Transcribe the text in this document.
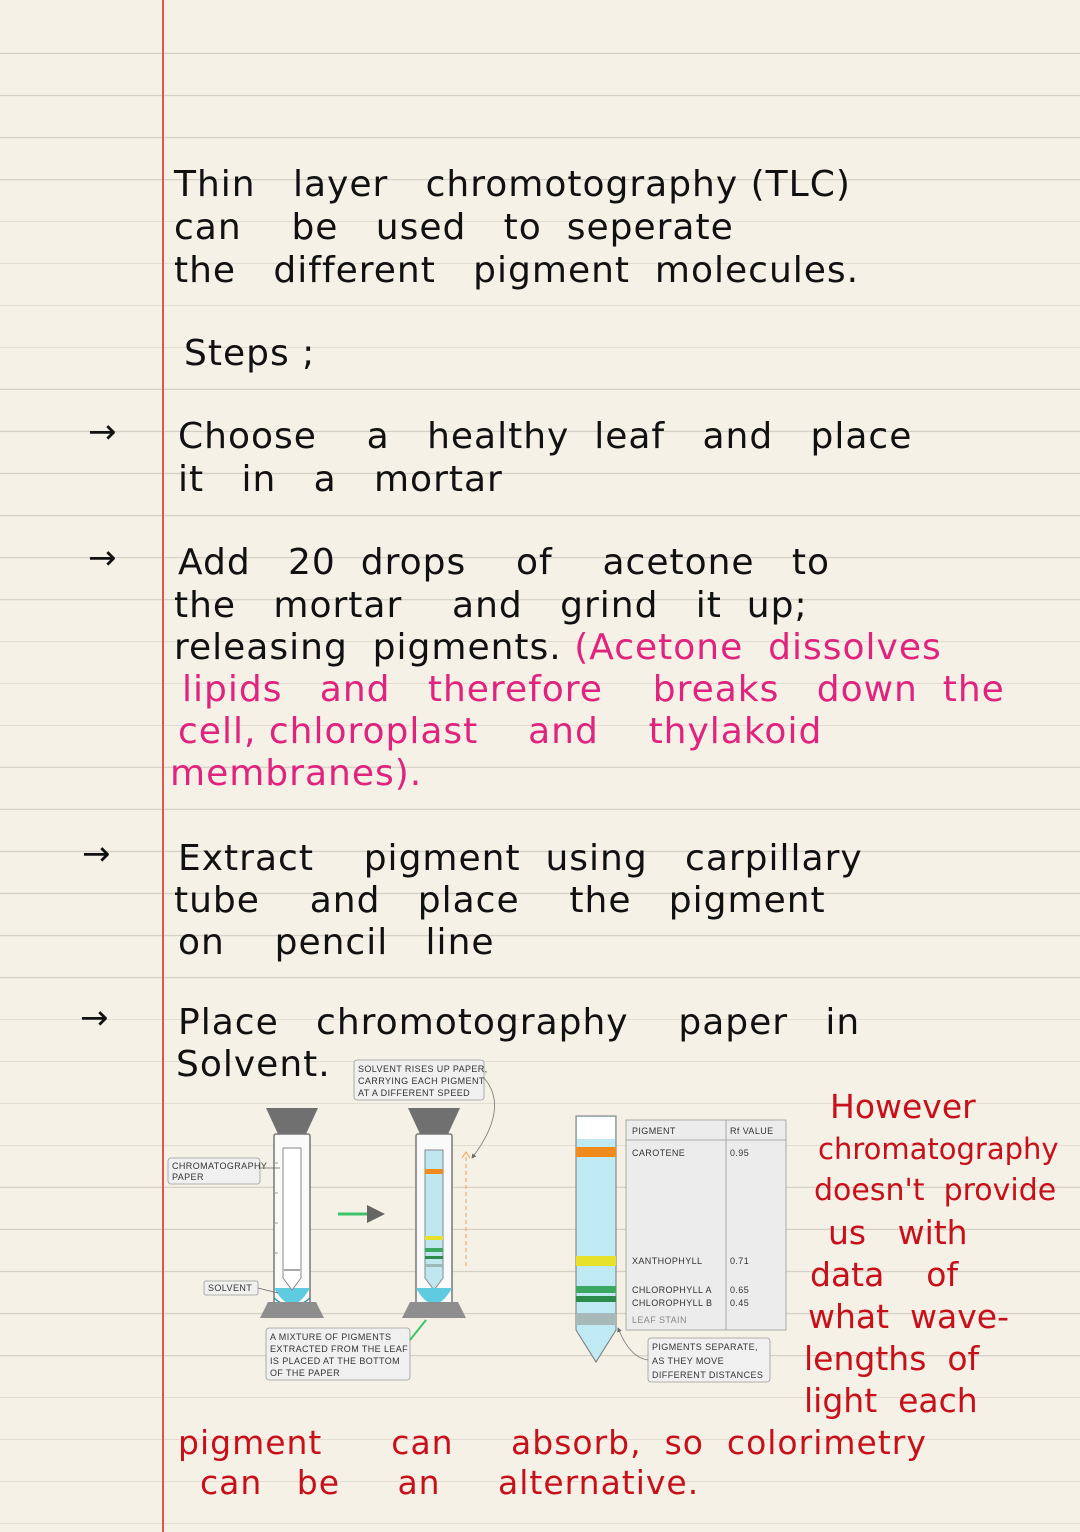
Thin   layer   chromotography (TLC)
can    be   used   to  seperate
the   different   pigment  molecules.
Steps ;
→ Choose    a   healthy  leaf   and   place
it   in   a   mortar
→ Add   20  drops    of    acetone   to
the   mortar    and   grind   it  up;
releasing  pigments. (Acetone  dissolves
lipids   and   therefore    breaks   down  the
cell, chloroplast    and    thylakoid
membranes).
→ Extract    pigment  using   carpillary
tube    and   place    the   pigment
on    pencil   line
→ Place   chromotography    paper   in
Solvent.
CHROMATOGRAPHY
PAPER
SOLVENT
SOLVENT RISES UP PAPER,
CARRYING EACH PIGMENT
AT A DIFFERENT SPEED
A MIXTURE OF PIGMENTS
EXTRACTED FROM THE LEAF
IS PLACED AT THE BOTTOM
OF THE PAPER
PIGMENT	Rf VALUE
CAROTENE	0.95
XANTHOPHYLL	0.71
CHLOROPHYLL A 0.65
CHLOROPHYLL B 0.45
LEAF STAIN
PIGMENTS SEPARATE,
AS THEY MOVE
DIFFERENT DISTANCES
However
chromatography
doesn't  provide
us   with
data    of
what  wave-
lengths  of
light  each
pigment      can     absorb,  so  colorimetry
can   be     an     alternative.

* JOB *
Transcribe every entry above exactly. Omit all pictures.

* FULL OUTPUT *
Transcribe the text in this document.
Thin   layer   chromotography (TLC)
can    be   used   to  seperate
the   different   pigment  molecules.
Steps ;
→ Choose    a   healthy  leaf   and   place
it   in   a   mortar
→ Add   20  drops    of    acetone   to
the   mortar    and   grind   it  up;
releasing  pigments. (Acetone  dissolves
lipids   and   therefore    breaks   down  the
cell, chloroplast    and    thylakoid
membranes).
→ Extract    pigment  using   carpillary
tube    and   place    the   pigment
on    pencil   line
→ Place   chromotography    paper   in
Solvent.
CHROMATOGRAPHY
PAPER
SOLVENT
SOLVENT RISES UP PAPER,
CARRYING EACH PIGMENT
AT A DIFFERENT SPEED
A MIXTURE OF PIGMENTS
EXTRACTED FROM THE LEAF
IS PLACED AT THE BOTTOM
OF THE PAPER
PIGMENT	Rf VALUE
CAROTENE	0.95
XANTHOPHYLL	0.71
CHLOROPHYLL A 0.65
CHLOROPHYLL B 0.45
LEAF STAIN
PIGMENTS SEPARATE,
AS THEY MOVE
DIFFERENT DISTANCES
However
chromatography
doesn't  provide
us   with
data    of
what  wave-
lengths  of
light  each
pigment      can     absorb,  so  colorimetry
can   be     an     alternative.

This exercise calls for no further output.